• **Directions**:
Print the entries below in their entirety, exactly as they are written.
=-=-=
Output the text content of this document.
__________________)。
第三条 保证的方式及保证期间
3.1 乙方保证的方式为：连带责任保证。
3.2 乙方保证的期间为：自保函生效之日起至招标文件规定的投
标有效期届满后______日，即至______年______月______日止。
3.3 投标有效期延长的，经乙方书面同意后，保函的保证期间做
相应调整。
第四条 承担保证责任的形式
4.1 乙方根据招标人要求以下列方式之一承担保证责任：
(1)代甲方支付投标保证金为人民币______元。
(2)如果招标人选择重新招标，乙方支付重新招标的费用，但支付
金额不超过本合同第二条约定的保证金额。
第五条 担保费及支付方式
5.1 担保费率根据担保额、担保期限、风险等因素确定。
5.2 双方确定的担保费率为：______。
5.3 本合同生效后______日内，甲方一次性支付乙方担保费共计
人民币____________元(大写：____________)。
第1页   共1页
=-=-=
• **Complete output**:
Output the text content of this document.
__________________)。
第三条 保证的方式及保证期间
3.1 乙方保证的方式为：连带责任保证。
3.2 乙方保证的期间为：自保函生效之日起至招标文件规定的投
标有效期届满后______日，即至______年______月______日止。
3.3 投标有效期延长的，经乙方书面同意后，保函的保证期间做
相应调整。
第四条 承担保证责任的形式
4.1 乙方根据招标人要求以下列方式之一承担保证责任：
(1)代甲方支付投标保证金为人民币______元。
(2)如果招标人选择重新招标，乙方支付重新招标的费用，但支付
金额不超过本合同第二条约定的保证金额。
第五条 担保费及支付方式
5.1 担保费率根据担保额、担保期限、风险等因素确定。
5.2 双方确定的担保费率为：______。
5.3 本合同生效后______日内，甲方一次性支付乙方担保费共计
人民币____________元(大写：____________)。
第1页   共1页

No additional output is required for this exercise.